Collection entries
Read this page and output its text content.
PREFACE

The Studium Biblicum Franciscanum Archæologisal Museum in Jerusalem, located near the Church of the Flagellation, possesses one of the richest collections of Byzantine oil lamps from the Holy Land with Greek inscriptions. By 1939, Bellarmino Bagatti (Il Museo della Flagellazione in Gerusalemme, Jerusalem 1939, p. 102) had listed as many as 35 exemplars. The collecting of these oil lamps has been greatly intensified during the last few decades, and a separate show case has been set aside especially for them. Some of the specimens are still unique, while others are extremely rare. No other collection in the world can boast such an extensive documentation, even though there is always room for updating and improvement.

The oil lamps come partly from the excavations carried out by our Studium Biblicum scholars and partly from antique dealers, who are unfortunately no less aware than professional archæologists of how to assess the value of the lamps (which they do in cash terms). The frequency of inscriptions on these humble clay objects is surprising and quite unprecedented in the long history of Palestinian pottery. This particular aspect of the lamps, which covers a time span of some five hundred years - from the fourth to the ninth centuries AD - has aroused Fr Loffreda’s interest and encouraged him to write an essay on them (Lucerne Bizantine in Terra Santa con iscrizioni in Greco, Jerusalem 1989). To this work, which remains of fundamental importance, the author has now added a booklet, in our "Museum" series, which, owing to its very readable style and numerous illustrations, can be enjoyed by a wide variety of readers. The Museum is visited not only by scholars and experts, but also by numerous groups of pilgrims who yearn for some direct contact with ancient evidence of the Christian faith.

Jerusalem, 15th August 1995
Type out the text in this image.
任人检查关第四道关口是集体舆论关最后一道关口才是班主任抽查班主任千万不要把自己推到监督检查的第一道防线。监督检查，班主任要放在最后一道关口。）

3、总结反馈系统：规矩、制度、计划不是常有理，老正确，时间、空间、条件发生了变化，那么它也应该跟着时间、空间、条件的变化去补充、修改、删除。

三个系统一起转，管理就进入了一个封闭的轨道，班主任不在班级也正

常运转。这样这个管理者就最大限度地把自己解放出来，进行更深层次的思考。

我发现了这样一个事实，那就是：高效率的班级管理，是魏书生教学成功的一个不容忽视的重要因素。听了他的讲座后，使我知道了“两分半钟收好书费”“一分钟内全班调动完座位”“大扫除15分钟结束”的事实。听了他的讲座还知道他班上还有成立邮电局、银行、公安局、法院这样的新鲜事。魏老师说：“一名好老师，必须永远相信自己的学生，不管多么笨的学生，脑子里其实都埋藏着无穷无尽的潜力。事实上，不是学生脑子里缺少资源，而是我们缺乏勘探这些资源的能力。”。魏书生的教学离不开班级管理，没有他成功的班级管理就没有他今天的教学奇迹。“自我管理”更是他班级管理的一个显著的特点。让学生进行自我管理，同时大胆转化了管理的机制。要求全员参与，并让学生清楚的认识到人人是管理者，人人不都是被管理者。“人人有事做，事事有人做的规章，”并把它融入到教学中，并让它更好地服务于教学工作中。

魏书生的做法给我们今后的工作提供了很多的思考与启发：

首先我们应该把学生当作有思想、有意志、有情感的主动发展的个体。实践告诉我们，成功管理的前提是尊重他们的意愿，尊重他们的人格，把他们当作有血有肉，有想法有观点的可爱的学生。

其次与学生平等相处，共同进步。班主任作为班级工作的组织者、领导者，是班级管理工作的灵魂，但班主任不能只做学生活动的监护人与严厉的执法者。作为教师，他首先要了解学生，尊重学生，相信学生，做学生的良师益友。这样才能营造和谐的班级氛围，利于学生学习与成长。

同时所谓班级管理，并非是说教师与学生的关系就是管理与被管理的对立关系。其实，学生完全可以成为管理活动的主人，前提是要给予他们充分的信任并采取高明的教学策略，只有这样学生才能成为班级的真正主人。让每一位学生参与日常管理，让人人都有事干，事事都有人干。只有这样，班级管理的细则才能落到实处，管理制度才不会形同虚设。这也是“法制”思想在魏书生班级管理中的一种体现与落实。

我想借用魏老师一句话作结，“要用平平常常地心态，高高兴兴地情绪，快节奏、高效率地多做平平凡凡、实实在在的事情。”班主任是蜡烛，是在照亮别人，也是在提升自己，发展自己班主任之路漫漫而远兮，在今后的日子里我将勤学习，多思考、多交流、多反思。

• **Written problem**: All of the records must be retyped exactly as they are.

• **Exercise solution**:
Read this page and output its text content.
PREFACE

The Studium Biblicum Franciscanum Archæologisal Museum in Jerusalem, located near the Church of the Flagellation, possesses one of the richest collections of Byzantine oil lamps from the Holy Land with Greek inscriptions. By 1939, Bellarmino Bagatti (Il Museo della Flagellazione in Gerusalemme, Jerusalem 1939, p. 102) had listed as many as 35 exemplars. The collecting of these oil lamps has been greatly intensified during the last few decades, and a separate show case has been set aside especially for them. Some of the specimens are still unique, while others are extremely rare. No other collection in the world can boast such an extensive documentation, even though there is always room for updating and improvement.

The oil lamps come partly from the excavations carried out by our Studium Biblicum scholars and partly from antique dealers, who are unfortunately no less aware than professional archæologists of how to assess the value of the lamps (which they do in cash terms). The frequency of inscriptions on these humble clay objects is surprising and quite unprecedented in the long history of Palestinian pottery. This particular aspect of the lamps, which covers a time span of some five hundred years - from the fourth to the ninth centuries AD - has aroused Fr Loffreda’s interest and encouraged him to write an essay on them (Lucerne Bizantine in Terra Santa con iscrizioni in Greco, Jerusalem 1989). To this work, which remains of fundamental importance, the author has now added a booklet, in our "Museum" series, which, owing to its very readable style and numerous illustrations, can be enjoyed by a wide variety of readers. The Museum is visited not only by scholars and experts, but also by numerous groups of pilgrims who yearn for some direct contact with ancient evidence of the Christian faith.

Jerusalem, 15th August 1995
Type out the text in this image.
任人检查关第四道关口是集体舆论关最后一道关口才是班主任抽查班主任千万不要把自己推到监督检查的第一道防线。监督检查，班主任要放在最后一道关口。）

3、总结反馈系统：规矩、制度、计划不是常有理，老正确，时间、空间、条件发生了变化，那么它也应该跟着时间、空间、条件的变化去补充、修改、删除。

三个系统一起转，管理就进入了一个封闭的轨道，班主任不在班级也正

常运转。这样这个管理者就最大限度地把自己解放出来，进行更深层次的思考。

我发现了这样一个事实，那就是：高效率的班级管理，是魏书生教学成功的一个不容忽视的重要因素。听了他的讲座后，使我知道了“两分半钟收好书费”“一分钟内全班调动完座位”“大扫除15分钟结束”的事实。听了他的讲座还知道他班上还有成立邮电局、银行、公安局、法院这样的新鲜事。魏老师说：“一名好老师，必须永远相信自己的学生，不管多么笨的学生，脑子里其实都埋藏着无穷无尽的潜力。事实上，不是学生脑子里缺少资源，而是我们缺乏勘探这些资源的能力。”。魏书生的教学离不开班级管理，没有他成功的班级管理就没有他今天的教学奇迹。“自我管理”更是他班级管理的一个显著的特点。让学生进行自我管理，同时大胆转化了管理的机制。要求全员参与，并让学生清楚的认识到人人是管理者，人人不都是被管理者。“人人有事做，事事有人做的规章，”并把它融入到教学中，并让它更好地服务于教学工作中。

魏书生的做法给我们今后的工作提供了很多的思考与启发：

首先我们应该把学生当作有思想、有意志、有情感的主动发展的个体。实践告诉我们，成功管理的前提是尊重他们的意愿，尊重他们的人格，把他们当作有血有肉，有想法有观点的可爱的学生。

其次与学生平等相处，共同进步。班主任作为班级工作的组织者、领导者，是班级管理工作的灵魂，但班主任不能只做学生活动的监护人与严厉的执法者。作为教师，他首先要了解学生，尊重学生，相信学生，做学生的良师益友。这样才能营造和谐的班级氛围，利于学生学习与成长。

同时所谓班级管理，并非是说教师与学生的关系就是管理与被管理的对立关系。其实，学生完全可以成为管理活动的主人，前提是要给予他们充分的信任并采取高明的教学策略，只有这样学生才能成为班级的真正主人。让每一位学生参与日常管理，让人人都有事干，事事都有人干。只有这样，班级管理的细则才能落到实处，管理制度才不会形同虚设。这也是“法制”思想在魏书生班级管理中的一种体现与落实。

我想借用魏老师一句话作结，“要用平平常常地心态，高高兴兴地情绪，快节奏、高效率地多做平平凡凡、实实在在的事情。”班主任是蜡烛，是在照亮别人，也是在提升自己，发展自己班主任之路漫漫而远兮，在今后的日子里我将勤学习，多思考、多交流、多反思。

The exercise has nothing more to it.